- [Data for the task]:
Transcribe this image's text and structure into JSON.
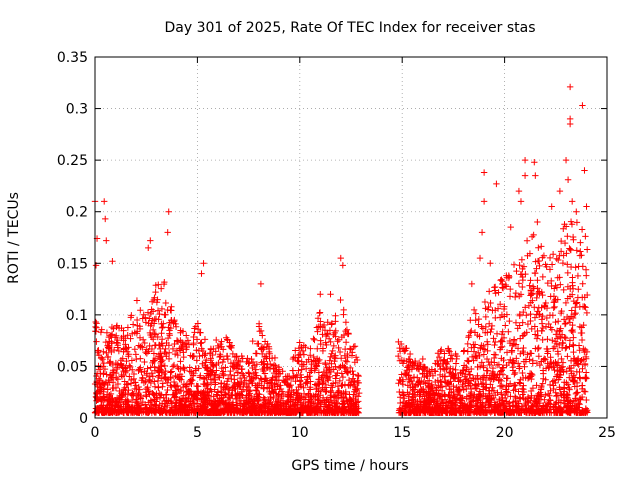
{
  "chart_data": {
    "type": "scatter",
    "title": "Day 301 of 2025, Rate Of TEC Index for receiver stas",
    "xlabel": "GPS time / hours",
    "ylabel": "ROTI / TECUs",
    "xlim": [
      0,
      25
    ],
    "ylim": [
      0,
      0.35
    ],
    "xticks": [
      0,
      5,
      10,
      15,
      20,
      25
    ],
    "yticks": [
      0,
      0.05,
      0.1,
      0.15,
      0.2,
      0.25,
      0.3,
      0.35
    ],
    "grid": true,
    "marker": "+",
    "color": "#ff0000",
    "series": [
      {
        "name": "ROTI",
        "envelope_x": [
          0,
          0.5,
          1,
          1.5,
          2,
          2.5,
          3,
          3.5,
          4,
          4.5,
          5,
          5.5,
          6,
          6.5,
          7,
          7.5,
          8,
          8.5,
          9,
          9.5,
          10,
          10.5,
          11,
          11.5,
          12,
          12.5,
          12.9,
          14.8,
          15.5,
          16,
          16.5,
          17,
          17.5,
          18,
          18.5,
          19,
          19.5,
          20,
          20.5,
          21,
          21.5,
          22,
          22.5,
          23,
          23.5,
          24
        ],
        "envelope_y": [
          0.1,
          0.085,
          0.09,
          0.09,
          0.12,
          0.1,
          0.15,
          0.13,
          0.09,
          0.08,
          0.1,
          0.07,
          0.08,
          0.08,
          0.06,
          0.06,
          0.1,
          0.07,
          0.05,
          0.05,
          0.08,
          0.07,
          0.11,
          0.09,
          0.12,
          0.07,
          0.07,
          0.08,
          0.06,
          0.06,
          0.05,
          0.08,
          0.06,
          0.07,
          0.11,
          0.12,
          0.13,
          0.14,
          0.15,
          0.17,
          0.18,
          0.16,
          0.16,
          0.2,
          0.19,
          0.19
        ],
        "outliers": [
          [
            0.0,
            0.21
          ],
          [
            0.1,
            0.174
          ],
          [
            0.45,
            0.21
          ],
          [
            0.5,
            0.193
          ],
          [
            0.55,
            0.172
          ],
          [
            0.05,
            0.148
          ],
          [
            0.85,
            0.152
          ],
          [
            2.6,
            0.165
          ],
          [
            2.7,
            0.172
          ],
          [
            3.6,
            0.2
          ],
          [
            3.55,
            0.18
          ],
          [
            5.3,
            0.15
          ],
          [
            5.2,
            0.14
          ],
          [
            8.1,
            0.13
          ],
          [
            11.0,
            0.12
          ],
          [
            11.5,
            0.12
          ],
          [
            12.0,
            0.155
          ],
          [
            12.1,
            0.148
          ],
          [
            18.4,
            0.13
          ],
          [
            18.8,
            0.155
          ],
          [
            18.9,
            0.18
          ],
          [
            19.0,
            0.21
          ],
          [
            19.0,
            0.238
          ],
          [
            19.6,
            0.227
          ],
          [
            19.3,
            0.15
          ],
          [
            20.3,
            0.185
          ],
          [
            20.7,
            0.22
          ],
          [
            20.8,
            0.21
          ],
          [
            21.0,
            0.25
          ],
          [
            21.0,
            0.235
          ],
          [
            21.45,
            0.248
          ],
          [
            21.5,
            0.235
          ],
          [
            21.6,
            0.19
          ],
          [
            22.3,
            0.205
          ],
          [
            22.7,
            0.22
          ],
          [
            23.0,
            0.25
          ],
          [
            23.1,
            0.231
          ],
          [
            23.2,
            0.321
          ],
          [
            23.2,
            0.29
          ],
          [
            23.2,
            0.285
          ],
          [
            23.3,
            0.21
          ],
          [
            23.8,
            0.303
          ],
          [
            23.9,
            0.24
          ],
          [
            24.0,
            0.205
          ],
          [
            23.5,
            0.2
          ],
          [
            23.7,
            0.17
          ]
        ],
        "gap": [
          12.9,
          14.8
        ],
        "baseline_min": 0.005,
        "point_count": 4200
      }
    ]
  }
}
--
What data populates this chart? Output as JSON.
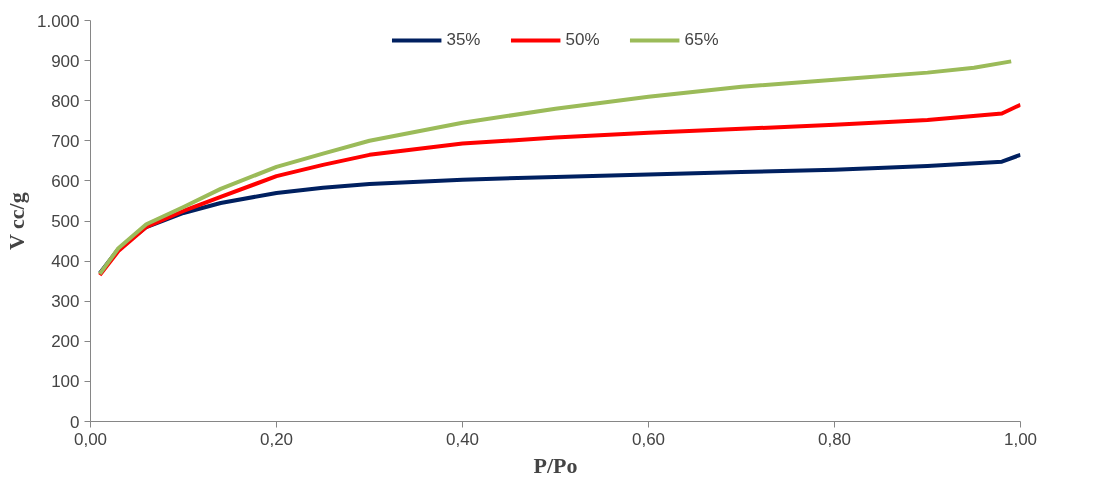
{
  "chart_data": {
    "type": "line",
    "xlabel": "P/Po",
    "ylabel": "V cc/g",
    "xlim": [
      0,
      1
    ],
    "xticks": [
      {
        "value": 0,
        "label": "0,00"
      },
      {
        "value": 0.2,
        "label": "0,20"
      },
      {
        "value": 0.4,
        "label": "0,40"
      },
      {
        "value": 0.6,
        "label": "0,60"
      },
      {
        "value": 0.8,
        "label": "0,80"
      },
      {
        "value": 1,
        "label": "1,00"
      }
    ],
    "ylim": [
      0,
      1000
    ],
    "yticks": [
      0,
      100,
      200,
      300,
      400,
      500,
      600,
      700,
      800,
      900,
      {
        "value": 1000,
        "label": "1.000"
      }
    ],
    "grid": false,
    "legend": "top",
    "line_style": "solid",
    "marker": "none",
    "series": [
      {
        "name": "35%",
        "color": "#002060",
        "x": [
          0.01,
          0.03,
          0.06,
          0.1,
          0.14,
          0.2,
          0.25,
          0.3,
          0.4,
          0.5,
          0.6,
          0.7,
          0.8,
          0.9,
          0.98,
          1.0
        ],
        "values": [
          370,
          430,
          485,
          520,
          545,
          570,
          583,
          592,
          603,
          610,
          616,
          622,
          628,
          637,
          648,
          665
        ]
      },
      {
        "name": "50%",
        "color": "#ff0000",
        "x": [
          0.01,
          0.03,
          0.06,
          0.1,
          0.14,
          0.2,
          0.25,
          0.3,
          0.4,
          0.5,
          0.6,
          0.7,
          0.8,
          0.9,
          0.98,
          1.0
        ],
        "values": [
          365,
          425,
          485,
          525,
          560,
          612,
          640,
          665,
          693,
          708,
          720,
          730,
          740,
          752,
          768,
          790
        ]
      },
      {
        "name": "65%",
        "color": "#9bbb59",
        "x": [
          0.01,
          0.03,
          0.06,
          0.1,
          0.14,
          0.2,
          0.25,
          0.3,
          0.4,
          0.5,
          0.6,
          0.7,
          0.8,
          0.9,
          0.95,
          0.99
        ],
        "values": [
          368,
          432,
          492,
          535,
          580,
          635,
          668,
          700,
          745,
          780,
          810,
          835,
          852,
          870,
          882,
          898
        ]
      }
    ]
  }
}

- [Your objective]: Pick out each line in the material containing "JSON".

- [Exercise result]:
Transcribe this image's text and structure into JSON.
What data populates this chart? Output as JSON.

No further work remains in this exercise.